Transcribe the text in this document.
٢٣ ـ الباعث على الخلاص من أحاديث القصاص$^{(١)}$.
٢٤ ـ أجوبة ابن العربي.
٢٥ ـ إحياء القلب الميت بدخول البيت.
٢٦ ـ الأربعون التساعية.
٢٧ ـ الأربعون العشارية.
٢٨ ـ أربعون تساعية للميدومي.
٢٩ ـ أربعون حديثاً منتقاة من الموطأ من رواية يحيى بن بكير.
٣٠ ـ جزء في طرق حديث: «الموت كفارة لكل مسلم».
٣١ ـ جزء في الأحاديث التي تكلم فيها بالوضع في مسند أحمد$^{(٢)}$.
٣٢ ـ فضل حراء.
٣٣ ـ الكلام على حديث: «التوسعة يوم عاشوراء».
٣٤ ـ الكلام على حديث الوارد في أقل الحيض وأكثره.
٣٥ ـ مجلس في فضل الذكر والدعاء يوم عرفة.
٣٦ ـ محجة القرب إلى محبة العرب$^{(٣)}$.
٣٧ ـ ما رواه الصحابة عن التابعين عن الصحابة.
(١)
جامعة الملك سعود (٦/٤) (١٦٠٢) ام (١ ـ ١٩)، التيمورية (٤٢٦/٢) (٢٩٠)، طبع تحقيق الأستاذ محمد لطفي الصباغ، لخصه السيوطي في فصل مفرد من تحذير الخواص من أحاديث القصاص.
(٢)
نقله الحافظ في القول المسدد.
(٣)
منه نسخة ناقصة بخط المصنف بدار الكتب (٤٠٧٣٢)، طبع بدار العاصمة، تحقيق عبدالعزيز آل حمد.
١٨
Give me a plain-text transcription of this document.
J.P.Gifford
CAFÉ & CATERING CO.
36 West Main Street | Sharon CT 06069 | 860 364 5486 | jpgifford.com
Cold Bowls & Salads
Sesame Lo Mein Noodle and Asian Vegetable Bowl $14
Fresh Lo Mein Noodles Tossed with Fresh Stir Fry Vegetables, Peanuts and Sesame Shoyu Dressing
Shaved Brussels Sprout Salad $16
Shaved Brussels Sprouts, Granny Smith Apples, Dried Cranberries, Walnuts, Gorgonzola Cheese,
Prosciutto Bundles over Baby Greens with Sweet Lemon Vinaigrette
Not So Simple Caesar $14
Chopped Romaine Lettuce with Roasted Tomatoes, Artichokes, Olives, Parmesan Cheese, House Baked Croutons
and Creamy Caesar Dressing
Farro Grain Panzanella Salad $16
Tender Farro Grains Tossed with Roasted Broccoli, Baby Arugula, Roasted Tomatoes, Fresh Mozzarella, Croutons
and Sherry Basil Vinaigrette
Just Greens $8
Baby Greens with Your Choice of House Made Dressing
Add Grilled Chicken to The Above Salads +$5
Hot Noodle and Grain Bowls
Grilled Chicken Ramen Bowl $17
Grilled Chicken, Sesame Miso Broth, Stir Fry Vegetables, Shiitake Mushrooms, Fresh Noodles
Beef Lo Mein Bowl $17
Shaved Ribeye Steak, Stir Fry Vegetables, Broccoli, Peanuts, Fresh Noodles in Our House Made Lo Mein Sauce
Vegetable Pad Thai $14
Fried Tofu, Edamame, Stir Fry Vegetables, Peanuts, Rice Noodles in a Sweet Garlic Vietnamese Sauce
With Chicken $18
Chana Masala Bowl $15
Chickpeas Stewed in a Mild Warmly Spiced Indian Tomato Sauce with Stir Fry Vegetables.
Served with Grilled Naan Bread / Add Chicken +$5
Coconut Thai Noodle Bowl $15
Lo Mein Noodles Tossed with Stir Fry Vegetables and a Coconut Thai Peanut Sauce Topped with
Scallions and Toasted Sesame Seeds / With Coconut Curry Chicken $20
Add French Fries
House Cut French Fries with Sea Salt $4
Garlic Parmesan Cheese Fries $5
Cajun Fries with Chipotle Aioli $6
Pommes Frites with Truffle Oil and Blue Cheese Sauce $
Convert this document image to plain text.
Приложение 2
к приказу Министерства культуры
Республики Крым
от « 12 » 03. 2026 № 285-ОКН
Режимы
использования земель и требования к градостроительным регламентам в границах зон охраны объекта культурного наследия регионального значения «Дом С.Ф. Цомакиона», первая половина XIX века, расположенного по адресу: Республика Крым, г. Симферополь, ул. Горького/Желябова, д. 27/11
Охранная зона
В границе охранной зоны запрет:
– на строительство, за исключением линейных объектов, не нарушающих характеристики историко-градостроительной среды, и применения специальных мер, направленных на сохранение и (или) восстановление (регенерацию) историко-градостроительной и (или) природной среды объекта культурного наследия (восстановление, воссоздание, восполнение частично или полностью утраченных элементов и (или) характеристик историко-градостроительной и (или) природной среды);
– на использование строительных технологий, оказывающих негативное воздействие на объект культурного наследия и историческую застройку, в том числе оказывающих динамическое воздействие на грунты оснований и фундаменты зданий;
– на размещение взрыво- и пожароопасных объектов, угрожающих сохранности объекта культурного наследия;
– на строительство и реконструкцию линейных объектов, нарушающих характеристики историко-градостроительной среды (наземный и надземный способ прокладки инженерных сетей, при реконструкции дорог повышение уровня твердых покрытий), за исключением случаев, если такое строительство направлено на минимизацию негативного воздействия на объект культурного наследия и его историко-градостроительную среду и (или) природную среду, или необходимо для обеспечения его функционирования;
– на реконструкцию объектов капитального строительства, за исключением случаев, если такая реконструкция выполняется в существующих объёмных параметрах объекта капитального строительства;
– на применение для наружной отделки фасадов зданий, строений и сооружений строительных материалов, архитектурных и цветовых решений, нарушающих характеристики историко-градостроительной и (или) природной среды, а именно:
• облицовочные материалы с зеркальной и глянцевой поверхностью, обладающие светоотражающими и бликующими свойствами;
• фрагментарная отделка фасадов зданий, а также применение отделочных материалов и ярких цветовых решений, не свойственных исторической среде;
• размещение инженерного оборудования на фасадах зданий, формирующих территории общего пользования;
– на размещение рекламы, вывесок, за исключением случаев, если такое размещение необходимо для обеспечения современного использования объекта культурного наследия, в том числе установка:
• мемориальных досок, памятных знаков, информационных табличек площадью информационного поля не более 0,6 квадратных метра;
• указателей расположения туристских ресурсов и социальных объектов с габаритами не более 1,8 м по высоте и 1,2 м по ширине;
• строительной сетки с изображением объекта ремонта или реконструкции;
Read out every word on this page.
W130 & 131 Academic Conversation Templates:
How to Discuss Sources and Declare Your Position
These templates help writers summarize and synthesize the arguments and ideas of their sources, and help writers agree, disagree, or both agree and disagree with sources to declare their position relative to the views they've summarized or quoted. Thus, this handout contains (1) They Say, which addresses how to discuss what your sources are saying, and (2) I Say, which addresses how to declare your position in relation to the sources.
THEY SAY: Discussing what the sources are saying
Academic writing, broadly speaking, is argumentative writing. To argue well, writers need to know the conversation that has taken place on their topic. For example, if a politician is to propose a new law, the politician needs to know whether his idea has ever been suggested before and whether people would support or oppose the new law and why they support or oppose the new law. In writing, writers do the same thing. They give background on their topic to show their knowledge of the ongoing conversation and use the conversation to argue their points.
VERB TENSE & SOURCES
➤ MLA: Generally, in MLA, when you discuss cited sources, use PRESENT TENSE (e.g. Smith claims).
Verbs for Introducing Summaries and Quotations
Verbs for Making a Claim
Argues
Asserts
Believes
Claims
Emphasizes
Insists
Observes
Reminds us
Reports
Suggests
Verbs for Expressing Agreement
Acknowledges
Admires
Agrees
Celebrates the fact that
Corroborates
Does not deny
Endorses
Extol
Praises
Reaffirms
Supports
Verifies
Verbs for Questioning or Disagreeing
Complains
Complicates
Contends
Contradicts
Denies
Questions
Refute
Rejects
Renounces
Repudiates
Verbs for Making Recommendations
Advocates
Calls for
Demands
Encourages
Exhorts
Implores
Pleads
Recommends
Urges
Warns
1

——

Lines containing "числе" are to be counted. State the total and add nothing.

* [FULL ANSWER] 2